Given passage ::
-*-
Paragraph 10, which is essentially a fall-back provision, in the event of there being insufficient candidates for election, in terms increases the categories of eligible individuals where a vacancy is to be filled by appointment rather than by election. Paragraph 10 reads as follows:

"10(1) Except where paragraph 11 applies, the governing body must appoint as a parent governor—

(a)

a parent of a registered pupil at the school;

(b)

a parent of a former registered pupil at the school; or

(c)

a parent of a child under or of compulsory school age.

(2)

The governing body may only appoint a person referred to in sub-paragraph (1)(b) or (c) if it

is not reasonably practicable to appoint a person referred to in the sub-paragraph which immediately precedes it."

18.

It is common ground that none of the four foundation governors identified in the defendants' decision letter of 2 September 2010 fell into any of these categories.

19.

It is also common ground that, of the current governors, two existing foundation governors were, at the time of their appointment as foundation governors, eligible for election or appointment as parent governors. First, Mr Ike Offiah, appointed on 15 September 2009, qualified under paragraph 10(1)(c), and second, Mrs Mary Waplington, appointed on 20 October 2009, qualified under paragraph 10(1)(b).

20.

The claimants' case, put simply, is that, in fulfilling its obligations in Regulation 18(1)(c) and paragraph 5(a) of the Instrument of Government, the defendants must respect the totality of the cascading options as to the appointment of parent governors: that is to say, by appointing a current parent unless not practicable so to do, in which case it can have recourse to the categories defined in paragraph 10(1)(b) and (c).

21.

The defendants maintain that it is eligibility at the date of appointment which is crucial, and that as there were already two foundation governors who were so eligible at the time of their appointment (Mr Offiah and Mrs Waplington), it was unnecessary to include any persons so eligible in the decision of 2 September 2010.
-*-
Layout coordinates:
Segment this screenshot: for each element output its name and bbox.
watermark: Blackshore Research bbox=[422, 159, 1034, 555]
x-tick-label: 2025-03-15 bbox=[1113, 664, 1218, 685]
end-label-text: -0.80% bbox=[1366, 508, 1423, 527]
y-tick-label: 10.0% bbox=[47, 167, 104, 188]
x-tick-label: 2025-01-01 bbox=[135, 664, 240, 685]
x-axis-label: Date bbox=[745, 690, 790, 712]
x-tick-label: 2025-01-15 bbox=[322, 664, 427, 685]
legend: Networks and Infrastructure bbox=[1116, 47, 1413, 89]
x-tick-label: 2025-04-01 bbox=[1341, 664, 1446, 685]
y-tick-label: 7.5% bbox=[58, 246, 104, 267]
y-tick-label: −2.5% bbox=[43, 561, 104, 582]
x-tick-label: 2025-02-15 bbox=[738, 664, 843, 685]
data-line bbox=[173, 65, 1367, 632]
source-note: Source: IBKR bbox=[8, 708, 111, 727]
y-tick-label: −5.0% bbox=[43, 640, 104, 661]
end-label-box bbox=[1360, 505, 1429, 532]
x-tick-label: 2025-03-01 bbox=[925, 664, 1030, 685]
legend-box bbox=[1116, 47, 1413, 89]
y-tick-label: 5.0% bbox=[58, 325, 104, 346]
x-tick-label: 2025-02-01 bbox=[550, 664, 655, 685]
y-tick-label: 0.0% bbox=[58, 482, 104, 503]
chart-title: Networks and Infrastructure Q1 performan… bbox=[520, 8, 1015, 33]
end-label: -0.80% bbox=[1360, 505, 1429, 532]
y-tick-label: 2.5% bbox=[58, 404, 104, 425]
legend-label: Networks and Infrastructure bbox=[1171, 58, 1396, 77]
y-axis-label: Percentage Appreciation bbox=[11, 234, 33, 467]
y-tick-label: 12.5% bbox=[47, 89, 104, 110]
-*-
Instructions ::
1. Translate this sentence from the passage on school governors into Spanish: "It is common ground that none of the four foundation governors identified in the defendants' decision letter of 2 September 2010 fell into any of these categories."
2. According to the passage on school governors, under which paragraph did Mr Ike Offiah qualify?
3. Continue the passage on school governors from its last sentence.

Exercise results ::
1. Es un hecho no controvertido que ninguno de los cuatro gobernadores fundacionales identificados en la carta de decisión de los demandados del 2 de septiembre de 2010 entraba en ninguna de estas categorías.

2. Paragraph 10(1)(c).

3.
22.

In my judgment, it is necessary to distinguish between on the one hand between the description of those eligible for election or appointment, for which it is necessary to look to Schedule 1, paragraph 8, which is limited to parents of currently registered children, and paragraph 10(1)(a), (b) and (c). Those are the provisions which deal on the one hand with eligibility and on the other hand the mechanism which must be adopted by the appointing body (in this case the governors) when exercising the power of appointment in circumstances where it has not been possible to fill a vacancy by election. In those circumstances, paragraph 10(2) engages, and the governing body must give priority to a candidate who is a parent of a currently registered pupil at the school over persons in categories 10(1)(b) and (c). Thus, in my judgment, paragraph 10(2) relates to the obligation of the governing body in exercising its power of appointment, and is quite distinct from the definition of those eligible to be considered for appointment.

23.

The requirement is simply stated in the Instrument of Government at 5(a): "11 foundation governors of whom, two shall, at the time of their appointment, be eligible for election or appointment as parent governors." There is a separate provision at 5(b) for a different category of governor, five parent governors. They are a separate and distinct category.

24.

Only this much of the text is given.